--- Text excerpt ---
Klansman who orchestrated 'Mississippi Burning' killings dies in prison

Jerry Mitchell
The (Jackson, Miss.) Clarion Ledger
Edgar Ray Killen, shown Jan. 7, 2005, at the Neshoba County Courthouse in Philadelphia, Miss.,was convicted in 2005 of three counts of manslaughter in the slayings of civil-rights workers James Chaney, Michael Schwerner and Andy Goodman in 1964.

A Klansman who orchestrated one of the nation’s most notorious mass killings, the slayings of three civil-rights workers in 1964 in Mississippi, has died in prison.

In 2005, a jury convicted Edgar Ray Killen on three counts of manslaughter in the June 21, 1964, deaths of James Chaney, Andrew Goodman and Michael Schwerner, who had been killed while organizing a voter-registration drive for blacks in Jessup County, Miss. Killen was sentenced to 60 years in prison.

The murder of the three men inspired the 1988 movie Mississippi Burning.

Mississippi corrections officials told Goodman’s brother, David, that Edgar Ray Killen had died at 9 p.m. CT Thursday, David Killen said Friday.

--- Work order A ---
What prison sentence did Edgar Ray Killen receive, according to the news article?
--- Work order B ---
Return the part of the news article from "In 2005, a jury" up to and including "Killen said Friday.", copied word for word.

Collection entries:
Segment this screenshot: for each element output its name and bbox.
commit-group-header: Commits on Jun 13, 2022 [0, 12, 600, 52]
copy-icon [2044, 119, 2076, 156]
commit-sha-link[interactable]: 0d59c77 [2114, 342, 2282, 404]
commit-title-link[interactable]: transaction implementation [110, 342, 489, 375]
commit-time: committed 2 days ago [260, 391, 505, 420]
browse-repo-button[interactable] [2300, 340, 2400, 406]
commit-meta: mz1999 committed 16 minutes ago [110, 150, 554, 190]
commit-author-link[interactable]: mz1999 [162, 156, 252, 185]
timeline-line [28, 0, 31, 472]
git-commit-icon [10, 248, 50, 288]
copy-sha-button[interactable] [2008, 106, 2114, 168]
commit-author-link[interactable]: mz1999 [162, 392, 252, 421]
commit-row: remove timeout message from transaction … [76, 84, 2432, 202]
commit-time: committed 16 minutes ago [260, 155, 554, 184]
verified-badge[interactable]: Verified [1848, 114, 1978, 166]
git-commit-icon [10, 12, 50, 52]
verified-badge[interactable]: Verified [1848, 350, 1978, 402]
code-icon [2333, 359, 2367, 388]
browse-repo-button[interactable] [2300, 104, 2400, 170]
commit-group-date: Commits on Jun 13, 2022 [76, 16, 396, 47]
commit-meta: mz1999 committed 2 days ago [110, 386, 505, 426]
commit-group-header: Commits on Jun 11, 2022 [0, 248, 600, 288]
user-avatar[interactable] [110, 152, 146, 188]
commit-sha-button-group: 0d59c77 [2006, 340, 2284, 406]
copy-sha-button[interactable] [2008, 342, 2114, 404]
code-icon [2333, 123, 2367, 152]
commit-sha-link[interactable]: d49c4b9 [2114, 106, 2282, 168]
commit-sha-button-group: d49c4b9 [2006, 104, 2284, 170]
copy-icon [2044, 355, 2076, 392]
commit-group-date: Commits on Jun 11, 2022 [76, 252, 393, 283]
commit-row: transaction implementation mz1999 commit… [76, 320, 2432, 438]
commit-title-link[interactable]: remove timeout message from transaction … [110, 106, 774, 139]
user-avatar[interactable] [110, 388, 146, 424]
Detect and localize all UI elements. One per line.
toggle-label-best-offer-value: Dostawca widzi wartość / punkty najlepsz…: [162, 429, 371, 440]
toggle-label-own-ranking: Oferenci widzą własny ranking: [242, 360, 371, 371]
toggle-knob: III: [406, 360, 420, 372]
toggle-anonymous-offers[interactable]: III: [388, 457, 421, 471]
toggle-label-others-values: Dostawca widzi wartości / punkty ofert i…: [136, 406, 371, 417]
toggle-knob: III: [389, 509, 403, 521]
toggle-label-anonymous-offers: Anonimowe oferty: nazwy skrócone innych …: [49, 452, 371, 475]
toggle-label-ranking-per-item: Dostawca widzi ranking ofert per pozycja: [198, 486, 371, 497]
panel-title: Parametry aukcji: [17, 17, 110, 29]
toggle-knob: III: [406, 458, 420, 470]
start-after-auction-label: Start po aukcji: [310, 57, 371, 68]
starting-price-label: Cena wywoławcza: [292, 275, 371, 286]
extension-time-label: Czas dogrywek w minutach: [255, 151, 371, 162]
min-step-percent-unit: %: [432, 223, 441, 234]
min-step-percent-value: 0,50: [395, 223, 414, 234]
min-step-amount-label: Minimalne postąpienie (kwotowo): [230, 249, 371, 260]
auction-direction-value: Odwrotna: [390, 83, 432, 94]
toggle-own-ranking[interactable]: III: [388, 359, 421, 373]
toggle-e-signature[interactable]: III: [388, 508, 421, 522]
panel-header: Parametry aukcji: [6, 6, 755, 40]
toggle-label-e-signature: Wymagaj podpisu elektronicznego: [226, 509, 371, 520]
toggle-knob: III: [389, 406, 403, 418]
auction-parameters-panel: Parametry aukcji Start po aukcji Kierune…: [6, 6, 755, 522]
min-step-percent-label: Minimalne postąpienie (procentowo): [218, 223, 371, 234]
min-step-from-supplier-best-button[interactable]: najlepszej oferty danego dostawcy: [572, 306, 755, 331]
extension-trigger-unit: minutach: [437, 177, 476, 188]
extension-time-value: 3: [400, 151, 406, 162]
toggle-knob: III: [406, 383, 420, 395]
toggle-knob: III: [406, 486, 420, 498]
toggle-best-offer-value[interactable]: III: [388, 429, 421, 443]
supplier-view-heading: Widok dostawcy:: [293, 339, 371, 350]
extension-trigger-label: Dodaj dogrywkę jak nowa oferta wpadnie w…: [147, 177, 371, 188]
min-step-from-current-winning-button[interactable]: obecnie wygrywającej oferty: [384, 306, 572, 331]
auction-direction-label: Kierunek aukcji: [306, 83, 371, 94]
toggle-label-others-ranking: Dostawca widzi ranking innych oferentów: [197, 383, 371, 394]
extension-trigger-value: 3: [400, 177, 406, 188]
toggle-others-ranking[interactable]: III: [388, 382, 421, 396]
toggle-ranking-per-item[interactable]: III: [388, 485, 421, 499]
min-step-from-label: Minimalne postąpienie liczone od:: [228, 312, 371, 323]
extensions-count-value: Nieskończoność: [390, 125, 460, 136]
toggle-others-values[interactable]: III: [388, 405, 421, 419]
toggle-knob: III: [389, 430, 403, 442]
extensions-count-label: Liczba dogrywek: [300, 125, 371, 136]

--- Task response A ---
Killen was sentenced to 60 years in prison.

--- Task response B ---
In 2005, a jury convicted Edgar Ray Killen on three counts of manslaughter in the June 21, 1964, deaths of James Chaney, Andrew Goodman and Michael Schwerner, who had been killed while organizing a voter-registration drive for blacks in Jessup County, Miss. Killen was sentenced to 60 years in prison.

The murder of the three men inspired the 1988 movie Mississippi Burning.

Mississippi corrections officials told Goodman’s brother, David, that Edgar Ray Killen had died at 9 p.m. CT Thursday, David Killen said Friday.